## YOUR INSTRUCTIONS
Go through the data below. Pull out every line that has the word "name".

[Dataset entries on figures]
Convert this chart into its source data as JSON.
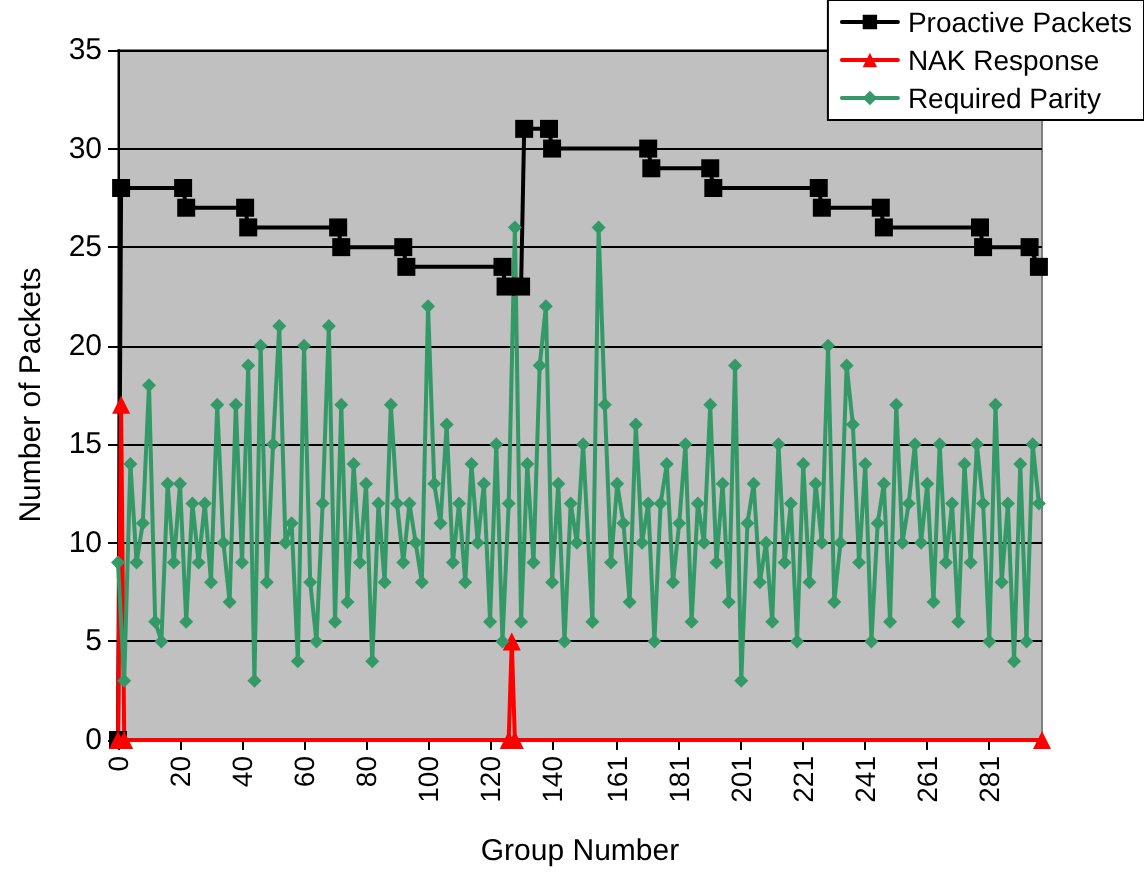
{
  "chart_data": {
    "type": "line",
    "xlabel": "Group Number",
    "ylabel": "Number of Packets",
    "xlim": [
      0,
      298
    ],
    "xticks": [
      0,
      20,
      40,
      60,
      80,
      100,
      120,
      140,
      161,
      181,
      201,
      221,
      241,
      261,
      281
    ],
    "ylim": [
      0,
      35
    ],
    "yticks": [
      0,
      5,
      10,
      15,
      20,
      25,
      30,
      35
    ],
    "grid": "y",
    "legend": "top right",
    "line_style": "solid",
    "series": [
      {
        "name": "Proactive Packets",
        "color": "#000000",
        "marker": "square",
        "x": [
          0,
          1,
          21,
          22,
          41,
          42,
          71,
          72,
          92,
          93,
          124,
          125,
          130,
          131,
          139,
          140,
          171,
          172,
          191,
          192,
          226,
          227,
          246,
          247,
          278,
          279,
          294,
          297
        ],
        "values": [
          0,
          28,
          28,
          27,
          27,
          26,
          26,
          25,
          25,
          24,
          24,
          23,
          23,
          31,
          31,
          30,
          30,
          29,
          29,
          28,
          28,
          27,
          27,
          26,
          26,
          25,
          25,
          24
        ]
      },
      {
        "name": "NAK Response",
        "color": "#ff0000",
        "marker": "triangle",
        "x": [
          0,
          1,
          2,
          126,
          127,
          128,
          298
        ],
        "values": [
          0,
          17,
          0,
          0,
          5,
          0,
          0
        ]
      },
      {
        "name": "Required Parity",
        "color": "#339966",
        "marker": "diamond",
        "x": [
          0,
          2,
          4,
          6,
          8,
          10,
          12,
          14,
          16,
          18,
          20,
          22,
          24,
          26,
          28,
          30,
          32,
          34,
          36,
          38,
          40,
          42,
          44,
          46,
          48,
          50,
          52,
          54,
          56,
          58,
          60,
          62,
          64,
          66,
          68,
          70,
          72,
          74,
          76,
          78,
          80,
          82,
          84,
          86,
          88,
          90,
          92,
          94,
          96,
          98,
          100,
          102,
          104,
          106,
          108,
          110,
          112,
          114,
          116,
          118,
          120,
          122,
          124,
          126,
          128,
          130,
          132,
          134,
          136,
          138,
          140,
          142,
          144,
          146,
          148,
          150,
          153,
          155,
          157,
          159,
          161,
          163,
          165,
          167,
          169,
          171,
          173,
          175,
          177,
          179,
          181,
          183,
          185,
          187,
          189,
          191,
          193,
          195,
          197,
          199,
          201,
          203,
          205,
          207,
          209,
          211,
          213,
          215,
          217,
          219,
          221,
          223,
          225,
          227,
          229,
          231,
          233,
          235,
          237,
          239,
          241,
          243,
          245,
          247,
          249,
          251,
          253,
          255,
          257,
          259,
          261,
          263,
          265,
          267,
          269,
          271,
          273,
          275,
          277,
          279,
          281,
          283,
          285,
          287,
          289,
          291,
          293,
          295,
          297
        ],
        "values": [
          9,
          3,
          14,
          9,
          11,
          18,
          6,
          5,
          13,
          9,
          13,
          6,
          12,
          9,
          12,
          8,
          17,
          10,
          7,
          17,
          9,
          19,
          3,
          20,
          8,
          15,
          21,
          10,
          11,
          4,
          20,
          8,
          5,
          12,
          21,
          6,
          17,
          7,
          14,
          9,
          13,
          4,
          12,
          8,
          17,
          12,
          9,
          12,
          10,
          8,
          22,
          13,
          11,
          16,
          9,
          12,
          8,
          14,
          10,
          13,
          6,
          15,
          5,
          12,
          26,
          6,
          14,
          9,
          19,
          22,
          8,
          13,
          5,
          12,
          10,
          15,
          6,
          26,
          17,
          9,
          13,
          11,
          7,
          16,
          10,
          12,
          5,
          12,
          14,
          8,
          11,
          15,
          6,
          12,
          10,
          17,
          9,
          13,
          7,
          19,
          3,
          11,
          13,
          8,
          10,
          6,
          15,
          9,
          12,
          5,
          14,
          8,
          13,
          10,
          20,
          7,
          10,
          19,
          16,
          9,
          14,
          5,
          11,
          13,
          6,
          17,
          10,
          12,
          15,
          10,
          13,
          7,
          15,
          9,
          12,
          6,
          14,
          9,
          15,
          12,
          5,
          17,
          8,
          12,
          4,
          14,
          5,
          15,
          12
        ]
      }
    ]
  }
}
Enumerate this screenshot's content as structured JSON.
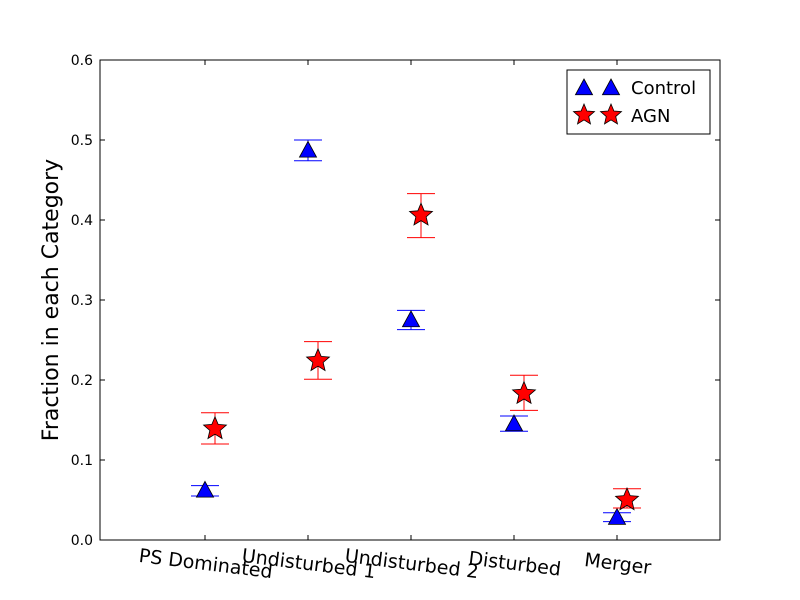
{
  "chart_data": {
    "type": "scatter",
    "categories": [
      "PS Dominated",
      "Undisturbed 1",
      "Undisturbed 2",
      "Disturbed",
      "Merger"
    ],
    "ylabel": "Fraction in each Category",
    "xlabel": "",
    "ylim": [
      0.0,
      0.6
    ],
    "yticks": [
      "0.0",
      "0.1",
      "0.2",
      "0.3",
      "0.4",
      "0.5",
      "0.6"
    ],
    "grid": false,
    "legend_position": "top-right",
    "series": [
      {
        "name": "Control",
        "marker": "triangle",
        "color": "#0000ff",
        "error_color": "#0000ff",
        "values": [
          0.062,
          0.487,
          0.275,
          0.145,
          0.028
        ],
        "err_low": [
          0.055,
          0.474,
          0.263,
          0.136,
          0.023
        ],
        "err_high": [
          0.068,
          0.5,
          0.287,
          0.155,
          0.034
        ]
      },
      {
        "name": "AGN",
        "marker": "star",
        "color": "#ff0000",
        "error_color": "#ff0000",
        "values": [
          0.139,
          0.224,
          0.406,
          0.183,
          0.05
        ],
        "err_low": [
          0.12,
          0.201,
          0.378,
          0.162,
          0.04
        ],
        "err_high": [
          0.159,
          0.248,
          0.433,
          0.206,
          0.064
        ]
      }
    ]
  }
}
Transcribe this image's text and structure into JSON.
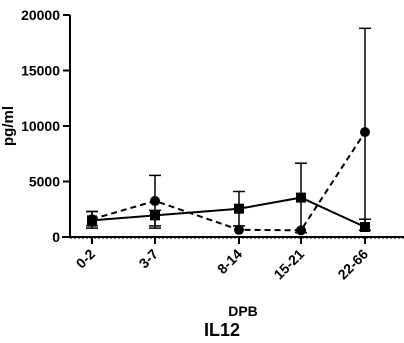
{
  "chart_data": {
    "type": "line",
    "title": "IL12",
    "xlabel": "DPB",
    "ylabel": "pg/ml",
    "categories": [
      "0-2",
      "3-7",
      "8-14",
      "15-21",
      "22-66"
    ],
    "ylim": [
      0,
      20000
    ],
    "yticks": [
      0,
      5000,
      10000,
      15000,
      20000
    ],
    "ytick_labels": [
      "0",
      "5000",
      "10000",
      "15000",
      "20000"
    ],
    "grid": false,
    "legend": "none",
    "series": [
      {
        "marker": "square",
        "line_style": "solid",
        "color": "#000000",
        "values": [
          1500,
          1950,
          2550,
          3550,
          900
        ],
        "error_low": [
          800,
          800,
          1000,
          400,
          600
        ],
        "error_high": [
          2300,
          2400,
          4100,
          6650,
          1600
        ]
      },
      {
        "marker": "circle",
        "line_style": "dashed",
        "color": "#000000",
        "values": [
          1600,
          3250,
          650,
          600,
          9450
        ],
        "error_low": [
          1000,
          1000,
          650,
          600,
          600
        ],
        "error_high": [
          2300,
          5550,
          650,
          600,
          18800
        ]
      }
    ]
  }
}
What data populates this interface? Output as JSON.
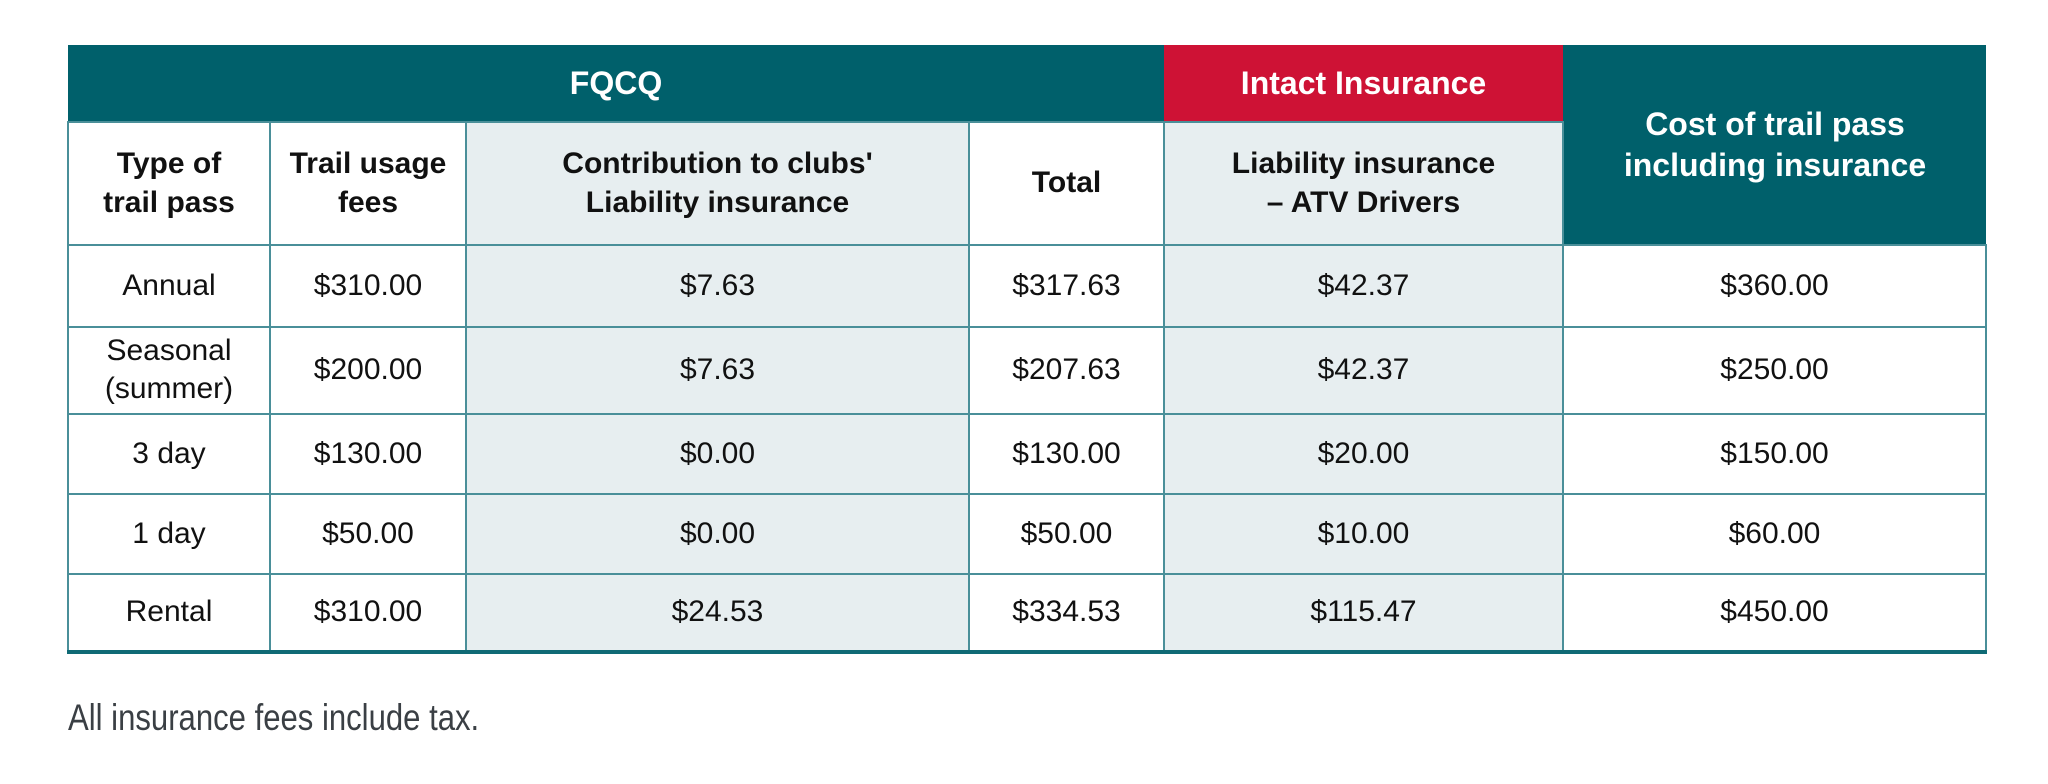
{
  "colors": {
    "teal_header": "#00606b",
    "red_header": "#ce1235",
    "shaded_cell": "#e7eef0",
    "grid_border": "#4a8f99",
    "bottom_border": "#0f6a75",
    "body_text": "#111111",
    "header_text": "#ffffff",
    "footnote_text": "#3a3f44"
  },
  "table": {
    "group_headers": {
      "fqcq": "FQCQ",
      "intact": "Intact Insurance",
      "cost": "Cost of trail pass\nincluding insurance"
    },
    "column_headers": {
      "type": "Type of\ntrail pass",
      "usage": "Trail usage\nfees",
      "contribution": "Contribution to clubs'\nLiability insurance",
      "total": "Total",
      "liability": "Liability insurance\n– ATV Drivers"
    },
    "rows": [
      {
        "cells": [
          "Annual",
          "$310.00",
          "$7.63",
          "$317.63",
          "$42.37",
          "$360.00"
        ]
      },
      {
        "cells": [
          "Seasonal\n(summer)",
          "$200.00",
          "$7.63",
          "$207.63",
          "$42.37",
          "$250.00"
        ]
      },
      {
        "cells": [
          "3 day",
          "$130.00",
          "$0.00",
          "$130.00",
          "$20.00",
          "$150.00"
        ]
      },
      {
        "cells": [
          "1 day",
          "$50.00",
          "$0.00",
          "$50.00",
          "$10.00",
          "$60.00"
        ]
      },
      {
        "cells": [
          "Rental",
          "$310.00",
          "$24.53",
          "$334.53",
          "$115.47",
          "$450.00"
        ]
      }
    ]
  },
  "footnote": "All insurance fees include tax."
}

## RESPONSE
        "name": "Proactive Packets",
        "name": "NAK Response",
        "name": "Required Parity",
        "name": "Control",
        "name": "AGN",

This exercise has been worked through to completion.